---------- Data shown

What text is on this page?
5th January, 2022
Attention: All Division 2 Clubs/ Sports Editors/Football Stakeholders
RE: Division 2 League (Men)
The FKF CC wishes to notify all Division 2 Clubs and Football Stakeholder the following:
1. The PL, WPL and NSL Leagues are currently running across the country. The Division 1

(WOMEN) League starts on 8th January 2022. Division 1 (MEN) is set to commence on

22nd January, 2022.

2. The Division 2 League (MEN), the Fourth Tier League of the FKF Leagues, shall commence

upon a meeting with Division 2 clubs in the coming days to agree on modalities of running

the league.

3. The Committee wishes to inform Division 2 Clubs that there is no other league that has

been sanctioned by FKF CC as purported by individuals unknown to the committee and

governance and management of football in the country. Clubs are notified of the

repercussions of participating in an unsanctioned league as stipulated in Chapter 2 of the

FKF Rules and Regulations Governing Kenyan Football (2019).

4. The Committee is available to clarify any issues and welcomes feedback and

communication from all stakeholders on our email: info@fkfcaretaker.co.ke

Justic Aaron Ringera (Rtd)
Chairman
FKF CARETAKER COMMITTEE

--------------------
---------- Data shown

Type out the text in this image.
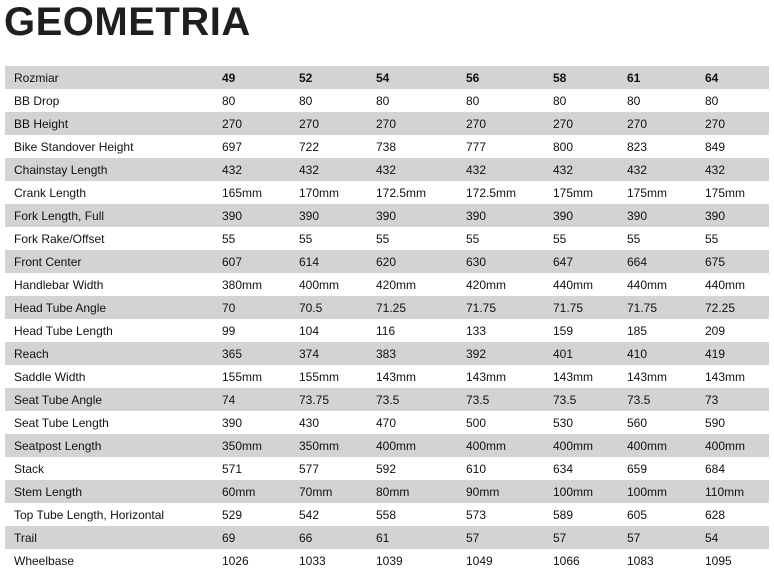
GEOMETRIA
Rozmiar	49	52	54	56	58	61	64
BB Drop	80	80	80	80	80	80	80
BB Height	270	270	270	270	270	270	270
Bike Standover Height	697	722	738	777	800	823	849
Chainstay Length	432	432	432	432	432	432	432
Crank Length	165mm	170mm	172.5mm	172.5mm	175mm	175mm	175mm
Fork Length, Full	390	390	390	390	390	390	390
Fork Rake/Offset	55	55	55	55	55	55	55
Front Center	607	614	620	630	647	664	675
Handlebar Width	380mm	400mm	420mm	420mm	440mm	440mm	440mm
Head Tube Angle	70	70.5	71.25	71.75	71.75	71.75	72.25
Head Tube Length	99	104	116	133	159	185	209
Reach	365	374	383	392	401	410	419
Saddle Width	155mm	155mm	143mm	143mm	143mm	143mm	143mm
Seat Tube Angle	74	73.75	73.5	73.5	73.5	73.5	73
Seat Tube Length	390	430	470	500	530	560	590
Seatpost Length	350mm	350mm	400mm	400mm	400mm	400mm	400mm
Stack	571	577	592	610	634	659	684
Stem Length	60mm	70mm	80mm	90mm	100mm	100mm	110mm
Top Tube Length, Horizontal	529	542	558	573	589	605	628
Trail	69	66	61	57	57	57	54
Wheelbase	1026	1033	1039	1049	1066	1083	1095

--------------------
---------- Data shown

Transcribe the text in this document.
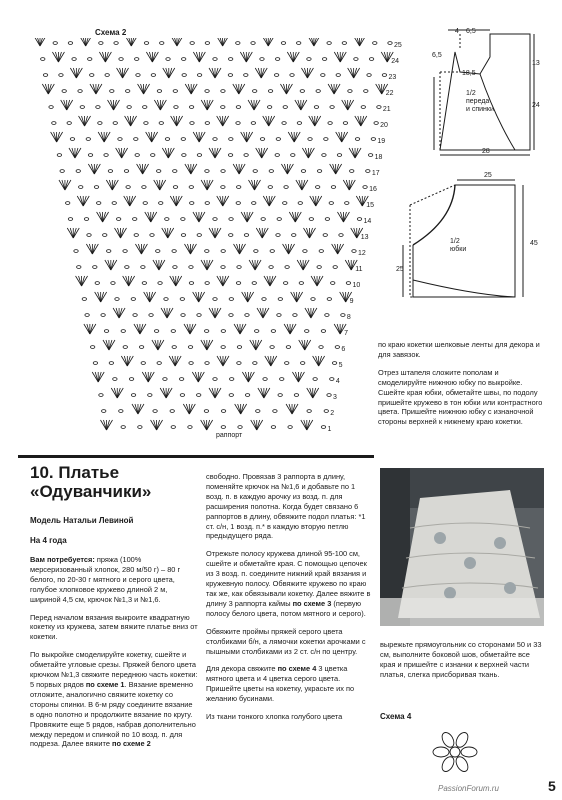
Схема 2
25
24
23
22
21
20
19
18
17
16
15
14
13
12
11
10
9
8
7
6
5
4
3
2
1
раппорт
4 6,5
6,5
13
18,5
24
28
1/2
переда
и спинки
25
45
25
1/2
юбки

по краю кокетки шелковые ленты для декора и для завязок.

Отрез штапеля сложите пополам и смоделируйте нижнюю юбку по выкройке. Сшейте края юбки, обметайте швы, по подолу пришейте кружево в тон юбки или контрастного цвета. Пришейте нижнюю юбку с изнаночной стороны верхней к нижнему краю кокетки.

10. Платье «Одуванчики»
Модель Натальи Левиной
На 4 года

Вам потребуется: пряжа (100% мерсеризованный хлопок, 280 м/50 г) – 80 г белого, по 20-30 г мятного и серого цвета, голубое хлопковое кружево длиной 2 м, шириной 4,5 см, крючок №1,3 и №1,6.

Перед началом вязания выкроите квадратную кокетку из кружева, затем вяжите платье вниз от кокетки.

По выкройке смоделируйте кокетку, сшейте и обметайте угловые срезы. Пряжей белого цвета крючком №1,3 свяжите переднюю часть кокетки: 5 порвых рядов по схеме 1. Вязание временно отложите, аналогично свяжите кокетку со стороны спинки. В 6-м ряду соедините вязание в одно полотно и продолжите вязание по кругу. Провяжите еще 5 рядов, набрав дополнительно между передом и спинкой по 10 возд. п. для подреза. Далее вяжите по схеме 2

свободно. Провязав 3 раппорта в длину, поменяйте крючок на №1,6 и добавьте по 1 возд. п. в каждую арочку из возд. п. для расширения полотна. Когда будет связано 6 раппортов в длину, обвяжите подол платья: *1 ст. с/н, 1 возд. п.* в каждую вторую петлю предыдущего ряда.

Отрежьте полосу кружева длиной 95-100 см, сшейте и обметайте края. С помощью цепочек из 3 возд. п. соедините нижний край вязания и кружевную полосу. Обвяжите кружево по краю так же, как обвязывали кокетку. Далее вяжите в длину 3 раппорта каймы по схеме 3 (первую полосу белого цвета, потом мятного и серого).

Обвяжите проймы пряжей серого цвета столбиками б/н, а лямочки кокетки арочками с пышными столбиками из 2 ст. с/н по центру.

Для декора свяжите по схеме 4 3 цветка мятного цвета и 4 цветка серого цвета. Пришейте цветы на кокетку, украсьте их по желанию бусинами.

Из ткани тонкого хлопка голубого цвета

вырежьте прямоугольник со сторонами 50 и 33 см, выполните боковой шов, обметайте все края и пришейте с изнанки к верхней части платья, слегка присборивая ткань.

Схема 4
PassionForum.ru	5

--------------------

■ Exercise aim
Copy and report every line where the word "January" is present.

■ Complete output
5th January, 2022
(WOMEN) League starts on 8th January 2022. Division 1 (MEN) is set to commence on
22nd January, 2022.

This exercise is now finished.